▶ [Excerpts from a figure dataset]
<<<<

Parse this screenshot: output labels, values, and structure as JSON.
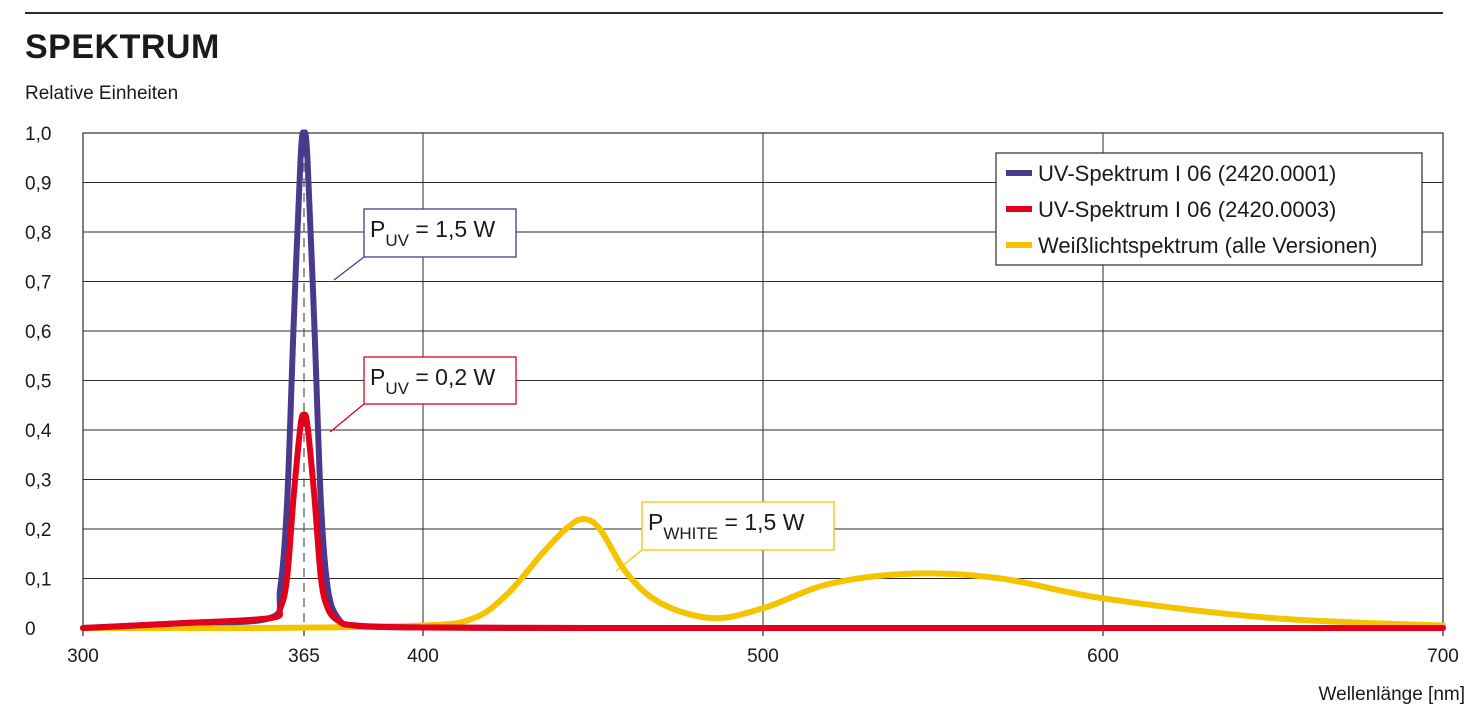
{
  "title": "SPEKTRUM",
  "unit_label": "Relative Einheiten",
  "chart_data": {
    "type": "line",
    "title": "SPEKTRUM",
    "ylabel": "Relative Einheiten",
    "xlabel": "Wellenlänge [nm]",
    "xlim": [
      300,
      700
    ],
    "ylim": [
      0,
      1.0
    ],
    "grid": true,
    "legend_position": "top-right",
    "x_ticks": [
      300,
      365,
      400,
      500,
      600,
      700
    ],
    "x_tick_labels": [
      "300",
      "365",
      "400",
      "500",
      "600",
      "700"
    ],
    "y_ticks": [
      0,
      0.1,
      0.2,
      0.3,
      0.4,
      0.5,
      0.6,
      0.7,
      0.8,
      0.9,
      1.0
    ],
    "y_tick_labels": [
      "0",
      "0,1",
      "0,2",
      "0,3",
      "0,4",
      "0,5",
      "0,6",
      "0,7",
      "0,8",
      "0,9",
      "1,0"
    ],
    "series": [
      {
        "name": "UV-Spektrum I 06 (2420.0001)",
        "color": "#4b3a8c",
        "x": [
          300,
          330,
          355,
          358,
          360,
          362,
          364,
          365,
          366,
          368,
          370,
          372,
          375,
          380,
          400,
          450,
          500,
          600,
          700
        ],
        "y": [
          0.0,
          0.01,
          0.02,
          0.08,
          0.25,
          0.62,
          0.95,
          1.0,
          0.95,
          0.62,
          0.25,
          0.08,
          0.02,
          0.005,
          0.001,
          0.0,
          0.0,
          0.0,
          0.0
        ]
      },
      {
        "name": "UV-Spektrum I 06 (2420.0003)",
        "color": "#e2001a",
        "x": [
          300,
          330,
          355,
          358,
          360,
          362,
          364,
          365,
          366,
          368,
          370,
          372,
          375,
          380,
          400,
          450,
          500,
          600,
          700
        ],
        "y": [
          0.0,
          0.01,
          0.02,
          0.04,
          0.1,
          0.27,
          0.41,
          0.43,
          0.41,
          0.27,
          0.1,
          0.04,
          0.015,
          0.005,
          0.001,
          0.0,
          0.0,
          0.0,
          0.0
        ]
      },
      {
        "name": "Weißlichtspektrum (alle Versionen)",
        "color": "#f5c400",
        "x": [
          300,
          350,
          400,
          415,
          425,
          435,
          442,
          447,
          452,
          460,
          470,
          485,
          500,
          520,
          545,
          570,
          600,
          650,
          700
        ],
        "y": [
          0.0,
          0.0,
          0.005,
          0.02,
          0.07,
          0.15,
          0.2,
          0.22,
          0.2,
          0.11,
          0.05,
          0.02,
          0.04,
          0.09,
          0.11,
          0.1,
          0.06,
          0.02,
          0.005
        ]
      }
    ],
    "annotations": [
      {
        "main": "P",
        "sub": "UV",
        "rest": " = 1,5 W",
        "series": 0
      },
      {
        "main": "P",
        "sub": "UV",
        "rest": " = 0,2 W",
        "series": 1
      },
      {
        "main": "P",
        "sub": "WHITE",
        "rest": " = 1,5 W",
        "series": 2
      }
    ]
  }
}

>>>>
<<<<

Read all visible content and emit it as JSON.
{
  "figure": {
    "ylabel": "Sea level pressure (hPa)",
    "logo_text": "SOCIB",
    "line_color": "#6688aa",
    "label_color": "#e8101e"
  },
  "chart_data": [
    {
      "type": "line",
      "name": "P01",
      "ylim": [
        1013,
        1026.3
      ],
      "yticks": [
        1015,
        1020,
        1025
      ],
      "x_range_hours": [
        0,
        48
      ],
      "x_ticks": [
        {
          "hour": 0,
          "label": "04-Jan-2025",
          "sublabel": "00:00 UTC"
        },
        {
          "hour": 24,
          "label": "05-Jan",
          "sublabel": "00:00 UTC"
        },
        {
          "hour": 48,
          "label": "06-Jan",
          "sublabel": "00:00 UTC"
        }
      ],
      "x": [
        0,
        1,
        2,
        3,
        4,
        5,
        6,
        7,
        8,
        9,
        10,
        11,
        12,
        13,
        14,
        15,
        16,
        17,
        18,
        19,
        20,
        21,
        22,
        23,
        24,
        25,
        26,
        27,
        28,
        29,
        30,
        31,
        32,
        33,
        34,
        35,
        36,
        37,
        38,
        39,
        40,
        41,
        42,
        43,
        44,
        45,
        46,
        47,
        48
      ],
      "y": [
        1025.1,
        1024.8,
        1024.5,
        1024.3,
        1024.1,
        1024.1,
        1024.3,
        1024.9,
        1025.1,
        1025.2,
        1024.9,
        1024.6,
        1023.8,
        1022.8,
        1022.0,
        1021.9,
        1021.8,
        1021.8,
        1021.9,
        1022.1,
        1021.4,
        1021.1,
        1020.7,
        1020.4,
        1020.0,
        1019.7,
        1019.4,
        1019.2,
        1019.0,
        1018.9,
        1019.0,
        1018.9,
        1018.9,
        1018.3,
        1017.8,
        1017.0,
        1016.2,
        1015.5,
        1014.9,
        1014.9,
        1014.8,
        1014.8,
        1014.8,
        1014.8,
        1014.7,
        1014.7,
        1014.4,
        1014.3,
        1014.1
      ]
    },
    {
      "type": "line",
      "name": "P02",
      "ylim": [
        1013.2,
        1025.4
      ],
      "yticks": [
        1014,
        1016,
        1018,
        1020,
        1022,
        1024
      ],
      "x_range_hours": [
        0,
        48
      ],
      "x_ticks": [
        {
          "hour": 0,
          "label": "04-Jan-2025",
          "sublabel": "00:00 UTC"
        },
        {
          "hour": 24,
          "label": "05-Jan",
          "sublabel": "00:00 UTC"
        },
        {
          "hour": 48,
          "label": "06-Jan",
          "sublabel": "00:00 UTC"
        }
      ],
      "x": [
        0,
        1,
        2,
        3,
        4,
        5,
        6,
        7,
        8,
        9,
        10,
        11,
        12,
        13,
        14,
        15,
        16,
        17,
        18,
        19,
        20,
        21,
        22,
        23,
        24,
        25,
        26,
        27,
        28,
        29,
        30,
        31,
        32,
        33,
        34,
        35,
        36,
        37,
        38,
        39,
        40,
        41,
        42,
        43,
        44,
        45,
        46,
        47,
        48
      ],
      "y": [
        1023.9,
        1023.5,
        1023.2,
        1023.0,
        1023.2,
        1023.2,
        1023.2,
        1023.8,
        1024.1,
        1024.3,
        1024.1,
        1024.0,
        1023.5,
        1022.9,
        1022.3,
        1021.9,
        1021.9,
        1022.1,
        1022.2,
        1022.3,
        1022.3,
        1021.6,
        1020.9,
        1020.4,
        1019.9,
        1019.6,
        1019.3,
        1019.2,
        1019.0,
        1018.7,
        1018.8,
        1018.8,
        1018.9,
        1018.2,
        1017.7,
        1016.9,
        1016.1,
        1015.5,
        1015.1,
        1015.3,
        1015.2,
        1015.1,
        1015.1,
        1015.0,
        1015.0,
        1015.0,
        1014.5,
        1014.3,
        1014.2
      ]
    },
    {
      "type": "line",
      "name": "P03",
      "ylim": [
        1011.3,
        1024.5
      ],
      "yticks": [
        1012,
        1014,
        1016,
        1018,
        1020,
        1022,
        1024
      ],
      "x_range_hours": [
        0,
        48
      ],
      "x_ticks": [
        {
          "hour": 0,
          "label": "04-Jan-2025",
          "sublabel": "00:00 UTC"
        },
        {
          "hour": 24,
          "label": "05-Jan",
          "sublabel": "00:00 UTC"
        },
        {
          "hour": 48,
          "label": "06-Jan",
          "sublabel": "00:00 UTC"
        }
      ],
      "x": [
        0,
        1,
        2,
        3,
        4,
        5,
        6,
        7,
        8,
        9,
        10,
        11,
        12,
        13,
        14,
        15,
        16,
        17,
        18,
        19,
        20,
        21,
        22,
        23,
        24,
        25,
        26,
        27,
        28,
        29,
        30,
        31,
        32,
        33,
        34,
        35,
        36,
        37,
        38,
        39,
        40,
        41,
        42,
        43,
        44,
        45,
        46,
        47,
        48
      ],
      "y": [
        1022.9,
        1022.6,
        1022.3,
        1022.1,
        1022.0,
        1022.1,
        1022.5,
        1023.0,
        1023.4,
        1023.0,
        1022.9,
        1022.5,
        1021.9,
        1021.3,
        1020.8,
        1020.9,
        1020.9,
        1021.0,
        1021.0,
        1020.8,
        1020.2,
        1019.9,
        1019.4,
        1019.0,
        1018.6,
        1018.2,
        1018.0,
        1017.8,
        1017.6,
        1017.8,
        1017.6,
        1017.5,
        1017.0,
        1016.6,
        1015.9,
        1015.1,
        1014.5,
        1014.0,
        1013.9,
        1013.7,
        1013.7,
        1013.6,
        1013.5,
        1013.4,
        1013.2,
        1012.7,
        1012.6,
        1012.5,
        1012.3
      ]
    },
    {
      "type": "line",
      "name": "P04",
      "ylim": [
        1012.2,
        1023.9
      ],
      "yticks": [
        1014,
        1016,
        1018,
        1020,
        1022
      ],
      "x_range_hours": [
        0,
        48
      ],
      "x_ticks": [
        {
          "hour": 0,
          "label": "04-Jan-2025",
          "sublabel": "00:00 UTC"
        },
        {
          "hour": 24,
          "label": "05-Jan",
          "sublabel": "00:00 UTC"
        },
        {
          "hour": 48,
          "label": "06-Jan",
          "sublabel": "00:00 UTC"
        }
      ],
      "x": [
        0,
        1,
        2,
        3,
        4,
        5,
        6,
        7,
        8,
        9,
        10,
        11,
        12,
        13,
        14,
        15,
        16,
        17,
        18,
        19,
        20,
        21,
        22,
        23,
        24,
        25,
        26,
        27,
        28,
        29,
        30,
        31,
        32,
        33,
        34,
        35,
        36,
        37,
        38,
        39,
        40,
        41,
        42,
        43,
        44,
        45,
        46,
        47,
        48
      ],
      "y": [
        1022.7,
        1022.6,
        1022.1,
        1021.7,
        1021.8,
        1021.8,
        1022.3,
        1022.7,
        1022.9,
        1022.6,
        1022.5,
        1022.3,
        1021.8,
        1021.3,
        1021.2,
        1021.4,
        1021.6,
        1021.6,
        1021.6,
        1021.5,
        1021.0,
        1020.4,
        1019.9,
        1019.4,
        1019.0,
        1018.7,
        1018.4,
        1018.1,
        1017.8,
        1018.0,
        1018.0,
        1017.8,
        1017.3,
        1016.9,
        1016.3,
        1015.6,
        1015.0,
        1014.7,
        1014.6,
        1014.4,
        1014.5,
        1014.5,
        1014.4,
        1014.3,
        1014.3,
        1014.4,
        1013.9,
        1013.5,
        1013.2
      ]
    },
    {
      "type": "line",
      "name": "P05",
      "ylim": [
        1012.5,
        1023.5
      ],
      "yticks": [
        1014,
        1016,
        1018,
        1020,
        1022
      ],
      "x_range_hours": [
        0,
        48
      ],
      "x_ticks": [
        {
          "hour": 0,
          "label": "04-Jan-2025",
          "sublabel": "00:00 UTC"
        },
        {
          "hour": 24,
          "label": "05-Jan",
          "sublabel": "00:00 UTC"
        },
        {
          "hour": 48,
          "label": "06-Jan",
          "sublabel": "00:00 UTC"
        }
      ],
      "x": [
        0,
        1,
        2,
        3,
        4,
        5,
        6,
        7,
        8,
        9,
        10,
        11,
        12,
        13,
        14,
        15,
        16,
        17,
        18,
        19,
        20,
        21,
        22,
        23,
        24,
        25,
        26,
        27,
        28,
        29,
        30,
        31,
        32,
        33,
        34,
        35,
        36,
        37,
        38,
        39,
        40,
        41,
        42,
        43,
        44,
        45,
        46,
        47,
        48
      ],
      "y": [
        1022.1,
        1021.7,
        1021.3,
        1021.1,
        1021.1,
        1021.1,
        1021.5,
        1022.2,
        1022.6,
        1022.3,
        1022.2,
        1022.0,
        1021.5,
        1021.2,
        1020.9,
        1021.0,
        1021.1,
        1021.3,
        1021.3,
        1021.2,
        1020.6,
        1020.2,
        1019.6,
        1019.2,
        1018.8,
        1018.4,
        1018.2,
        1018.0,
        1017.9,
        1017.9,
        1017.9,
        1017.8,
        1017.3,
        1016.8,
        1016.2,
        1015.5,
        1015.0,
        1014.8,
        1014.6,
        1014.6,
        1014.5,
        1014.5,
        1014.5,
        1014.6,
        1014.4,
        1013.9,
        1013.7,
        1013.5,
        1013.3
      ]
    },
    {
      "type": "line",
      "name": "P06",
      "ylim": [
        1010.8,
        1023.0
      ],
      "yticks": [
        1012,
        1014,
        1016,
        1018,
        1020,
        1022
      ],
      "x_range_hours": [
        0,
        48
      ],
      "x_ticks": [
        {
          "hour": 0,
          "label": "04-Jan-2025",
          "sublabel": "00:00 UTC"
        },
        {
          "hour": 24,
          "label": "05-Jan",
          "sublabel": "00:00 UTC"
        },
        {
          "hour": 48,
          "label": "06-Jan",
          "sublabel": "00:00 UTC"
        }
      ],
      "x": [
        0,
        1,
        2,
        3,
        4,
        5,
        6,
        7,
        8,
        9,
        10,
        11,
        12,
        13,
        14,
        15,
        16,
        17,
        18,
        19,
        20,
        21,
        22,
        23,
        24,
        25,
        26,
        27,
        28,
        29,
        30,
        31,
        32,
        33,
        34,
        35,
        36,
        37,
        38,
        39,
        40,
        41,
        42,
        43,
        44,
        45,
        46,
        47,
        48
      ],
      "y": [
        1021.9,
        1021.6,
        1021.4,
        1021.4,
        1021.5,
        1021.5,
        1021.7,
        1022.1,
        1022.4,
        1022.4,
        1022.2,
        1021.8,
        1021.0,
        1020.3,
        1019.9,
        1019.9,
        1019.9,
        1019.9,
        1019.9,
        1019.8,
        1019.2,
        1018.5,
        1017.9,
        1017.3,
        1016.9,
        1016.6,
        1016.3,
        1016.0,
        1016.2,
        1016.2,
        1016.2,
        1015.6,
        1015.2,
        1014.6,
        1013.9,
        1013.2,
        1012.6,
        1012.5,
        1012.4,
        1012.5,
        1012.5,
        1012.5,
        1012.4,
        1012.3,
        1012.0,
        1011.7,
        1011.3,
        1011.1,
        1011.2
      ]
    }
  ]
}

>>>>

▶ [What to do] In the listing above, how many lines include the word "Relative"? Answer with the number and nothing more.

▶ [Solved exercise] 2